● What is being asked: Find the word "Population" in the data. Return every line where it appears.

[Begin Data shown]

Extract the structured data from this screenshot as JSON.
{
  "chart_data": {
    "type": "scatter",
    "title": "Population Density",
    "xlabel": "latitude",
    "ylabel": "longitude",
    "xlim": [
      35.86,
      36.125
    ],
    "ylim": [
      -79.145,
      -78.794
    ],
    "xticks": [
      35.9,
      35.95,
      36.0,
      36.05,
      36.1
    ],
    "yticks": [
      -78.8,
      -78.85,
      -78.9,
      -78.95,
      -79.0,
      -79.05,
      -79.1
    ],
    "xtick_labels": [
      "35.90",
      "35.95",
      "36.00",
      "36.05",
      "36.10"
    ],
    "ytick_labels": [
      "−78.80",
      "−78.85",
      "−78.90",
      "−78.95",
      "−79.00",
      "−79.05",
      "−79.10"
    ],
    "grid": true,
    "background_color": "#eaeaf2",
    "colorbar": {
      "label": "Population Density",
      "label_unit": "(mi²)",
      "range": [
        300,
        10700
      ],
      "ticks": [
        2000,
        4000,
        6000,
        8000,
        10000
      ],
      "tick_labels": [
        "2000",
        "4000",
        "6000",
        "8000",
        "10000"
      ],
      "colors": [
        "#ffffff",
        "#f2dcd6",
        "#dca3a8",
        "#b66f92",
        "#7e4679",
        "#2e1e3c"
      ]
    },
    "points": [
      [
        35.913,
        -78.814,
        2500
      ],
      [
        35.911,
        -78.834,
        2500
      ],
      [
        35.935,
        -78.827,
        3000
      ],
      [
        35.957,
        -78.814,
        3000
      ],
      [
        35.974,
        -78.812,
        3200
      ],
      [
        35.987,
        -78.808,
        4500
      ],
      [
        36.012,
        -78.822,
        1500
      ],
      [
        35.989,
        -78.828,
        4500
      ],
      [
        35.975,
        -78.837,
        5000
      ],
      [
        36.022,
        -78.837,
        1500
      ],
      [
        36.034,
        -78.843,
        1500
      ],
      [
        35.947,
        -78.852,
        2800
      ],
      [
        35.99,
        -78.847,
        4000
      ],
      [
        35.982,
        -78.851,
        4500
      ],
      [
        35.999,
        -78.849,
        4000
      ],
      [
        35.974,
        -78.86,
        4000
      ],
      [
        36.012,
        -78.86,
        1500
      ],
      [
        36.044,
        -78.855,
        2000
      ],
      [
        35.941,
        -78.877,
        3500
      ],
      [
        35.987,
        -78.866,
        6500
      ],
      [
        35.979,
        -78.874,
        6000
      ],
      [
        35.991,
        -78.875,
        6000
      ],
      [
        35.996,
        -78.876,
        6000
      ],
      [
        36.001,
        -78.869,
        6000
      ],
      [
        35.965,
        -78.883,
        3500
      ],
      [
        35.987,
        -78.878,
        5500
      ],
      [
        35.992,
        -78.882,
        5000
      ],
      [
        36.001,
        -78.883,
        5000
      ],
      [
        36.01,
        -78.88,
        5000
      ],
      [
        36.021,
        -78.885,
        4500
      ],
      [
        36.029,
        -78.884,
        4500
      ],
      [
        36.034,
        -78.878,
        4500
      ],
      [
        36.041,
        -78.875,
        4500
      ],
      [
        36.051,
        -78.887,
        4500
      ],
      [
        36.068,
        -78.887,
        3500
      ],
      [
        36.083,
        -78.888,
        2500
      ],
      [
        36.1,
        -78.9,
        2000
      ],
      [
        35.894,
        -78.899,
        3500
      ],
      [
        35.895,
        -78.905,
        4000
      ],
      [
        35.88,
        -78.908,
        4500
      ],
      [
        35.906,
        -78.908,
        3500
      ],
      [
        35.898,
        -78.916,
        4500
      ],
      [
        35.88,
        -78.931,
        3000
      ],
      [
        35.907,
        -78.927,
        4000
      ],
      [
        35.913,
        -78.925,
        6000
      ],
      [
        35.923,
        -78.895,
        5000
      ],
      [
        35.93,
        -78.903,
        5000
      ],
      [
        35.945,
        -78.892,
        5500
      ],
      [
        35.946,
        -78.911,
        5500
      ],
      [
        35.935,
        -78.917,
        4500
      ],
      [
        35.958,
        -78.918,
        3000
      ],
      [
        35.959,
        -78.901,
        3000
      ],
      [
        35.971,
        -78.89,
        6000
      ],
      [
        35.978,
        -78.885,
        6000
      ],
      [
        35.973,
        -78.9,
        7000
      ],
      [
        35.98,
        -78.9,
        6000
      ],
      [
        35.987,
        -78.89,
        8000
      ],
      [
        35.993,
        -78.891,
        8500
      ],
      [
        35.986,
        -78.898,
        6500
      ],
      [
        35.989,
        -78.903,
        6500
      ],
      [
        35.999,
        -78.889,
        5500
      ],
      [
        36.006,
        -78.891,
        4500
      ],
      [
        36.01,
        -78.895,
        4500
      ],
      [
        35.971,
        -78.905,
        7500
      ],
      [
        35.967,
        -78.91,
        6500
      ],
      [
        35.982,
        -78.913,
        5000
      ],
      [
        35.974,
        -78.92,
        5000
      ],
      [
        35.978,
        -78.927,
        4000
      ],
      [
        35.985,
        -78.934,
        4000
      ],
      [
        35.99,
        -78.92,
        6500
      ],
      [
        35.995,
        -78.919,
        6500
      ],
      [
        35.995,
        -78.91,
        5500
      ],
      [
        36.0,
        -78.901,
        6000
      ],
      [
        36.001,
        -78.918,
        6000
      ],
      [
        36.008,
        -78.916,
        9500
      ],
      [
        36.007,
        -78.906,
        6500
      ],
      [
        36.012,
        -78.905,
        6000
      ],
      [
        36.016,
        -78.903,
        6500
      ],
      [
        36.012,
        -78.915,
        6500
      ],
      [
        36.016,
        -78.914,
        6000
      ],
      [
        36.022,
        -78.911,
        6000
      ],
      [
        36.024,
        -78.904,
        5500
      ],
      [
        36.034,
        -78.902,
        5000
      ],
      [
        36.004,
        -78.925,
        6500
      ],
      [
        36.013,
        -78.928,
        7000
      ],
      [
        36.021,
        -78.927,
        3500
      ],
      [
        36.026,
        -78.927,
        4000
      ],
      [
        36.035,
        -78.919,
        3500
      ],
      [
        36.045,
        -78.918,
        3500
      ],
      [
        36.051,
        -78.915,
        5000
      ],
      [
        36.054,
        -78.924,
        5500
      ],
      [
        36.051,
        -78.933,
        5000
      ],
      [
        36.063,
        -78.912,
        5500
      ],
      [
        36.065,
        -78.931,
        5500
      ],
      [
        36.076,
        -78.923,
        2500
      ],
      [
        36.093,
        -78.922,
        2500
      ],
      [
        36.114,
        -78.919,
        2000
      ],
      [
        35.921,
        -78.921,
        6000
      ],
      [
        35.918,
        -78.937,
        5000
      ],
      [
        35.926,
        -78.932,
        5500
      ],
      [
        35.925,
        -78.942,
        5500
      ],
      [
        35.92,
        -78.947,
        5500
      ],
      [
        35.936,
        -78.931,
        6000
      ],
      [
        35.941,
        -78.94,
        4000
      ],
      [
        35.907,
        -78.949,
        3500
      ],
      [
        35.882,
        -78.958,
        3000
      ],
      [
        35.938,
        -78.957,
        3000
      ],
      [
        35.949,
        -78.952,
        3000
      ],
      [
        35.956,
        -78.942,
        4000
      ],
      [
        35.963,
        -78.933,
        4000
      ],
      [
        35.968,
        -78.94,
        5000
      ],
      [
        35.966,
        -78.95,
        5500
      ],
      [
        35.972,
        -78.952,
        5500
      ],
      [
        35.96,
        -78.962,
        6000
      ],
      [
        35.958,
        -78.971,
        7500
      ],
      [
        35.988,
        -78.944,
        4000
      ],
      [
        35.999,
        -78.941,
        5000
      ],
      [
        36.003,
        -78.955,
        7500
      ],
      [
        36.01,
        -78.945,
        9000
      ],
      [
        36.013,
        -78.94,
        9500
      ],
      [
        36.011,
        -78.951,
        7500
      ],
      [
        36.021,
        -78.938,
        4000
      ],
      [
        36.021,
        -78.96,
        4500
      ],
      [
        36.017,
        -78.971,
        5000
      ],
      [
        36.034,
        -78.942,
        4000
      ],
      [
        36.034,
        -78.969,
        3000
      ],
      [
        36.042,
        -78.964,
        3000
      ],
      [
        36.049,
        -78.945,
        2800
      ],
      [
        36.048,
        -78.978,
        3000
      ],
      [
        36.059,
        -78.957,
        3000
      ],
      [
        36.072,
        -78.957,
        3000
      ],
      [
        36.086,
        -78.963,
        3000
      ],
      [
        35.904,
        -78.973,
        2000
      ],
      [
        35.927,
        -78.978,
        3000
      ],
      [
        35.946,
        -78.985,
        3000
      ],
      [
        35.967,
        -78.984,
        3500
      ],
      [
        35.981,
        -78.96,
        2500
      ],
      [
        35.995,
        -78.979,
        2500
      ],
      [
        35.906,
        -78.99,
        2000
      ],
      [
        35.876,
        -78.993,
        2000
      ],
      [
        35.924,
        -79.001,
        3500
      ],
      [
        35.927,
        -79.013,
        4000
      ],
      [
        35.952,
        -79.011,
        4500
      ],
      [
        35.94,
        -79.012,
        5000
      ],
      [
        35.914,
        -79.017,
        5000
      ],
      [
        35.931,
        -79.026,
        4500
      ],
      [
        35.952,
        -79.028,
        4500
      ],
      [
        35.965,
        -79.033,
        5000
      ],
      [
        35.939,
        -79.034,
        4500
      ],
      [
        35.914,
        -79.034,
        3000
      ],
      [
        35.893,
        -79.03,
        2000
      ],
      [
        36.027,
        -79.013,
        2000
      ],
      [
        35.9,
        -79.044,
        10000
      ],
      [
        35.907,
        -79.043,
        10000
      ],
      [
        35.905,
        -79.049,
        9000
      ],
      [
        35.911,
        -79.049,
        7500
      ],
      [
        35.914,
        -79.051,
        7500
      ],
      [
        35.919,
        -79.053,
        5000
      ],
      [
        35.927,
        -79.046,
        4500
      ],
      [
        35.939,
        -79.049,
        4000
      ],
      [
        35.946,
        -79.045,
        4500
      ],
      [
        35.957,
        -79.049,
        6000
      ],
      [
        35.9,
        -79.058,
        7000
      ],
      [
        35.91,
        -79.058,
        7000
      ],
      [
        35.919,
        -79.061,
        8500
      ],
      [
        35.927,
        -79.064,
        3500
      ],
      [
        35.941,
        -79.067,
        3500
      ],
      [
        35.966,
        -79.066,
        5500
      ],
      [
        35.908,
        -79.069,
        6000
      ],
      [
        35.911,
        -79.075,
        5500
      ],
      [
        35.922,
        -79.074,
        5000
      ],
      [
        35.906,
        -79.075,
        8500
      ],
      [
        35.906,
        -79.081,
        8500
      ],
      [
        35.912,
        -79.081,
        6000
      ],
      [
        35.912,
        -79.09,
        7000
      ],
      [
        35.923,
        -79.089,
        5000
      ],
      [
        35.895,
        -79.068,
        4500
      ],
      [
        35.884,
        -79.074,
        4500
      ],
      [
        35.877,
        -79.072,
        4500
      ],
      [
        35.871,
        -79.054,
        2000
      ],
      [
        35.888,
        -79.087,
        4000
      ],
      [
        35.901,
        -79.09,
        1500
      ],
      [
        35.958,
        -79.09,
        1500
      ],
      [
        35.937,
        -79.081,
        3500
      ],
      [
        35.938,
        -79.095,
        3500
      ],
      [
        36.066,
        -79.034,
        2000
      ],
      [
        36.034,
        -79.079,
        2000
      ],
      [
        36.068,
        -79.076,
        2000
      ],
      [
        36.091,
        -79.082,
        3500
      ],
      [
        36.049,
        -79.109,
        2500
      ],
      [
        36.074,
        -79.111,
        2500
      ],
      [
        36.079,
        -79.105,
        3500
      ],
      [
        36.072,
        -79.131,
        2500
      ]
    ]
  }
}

[End Data shown]

● Task result:
    "title": "Population Density",
      "label": "Population Density",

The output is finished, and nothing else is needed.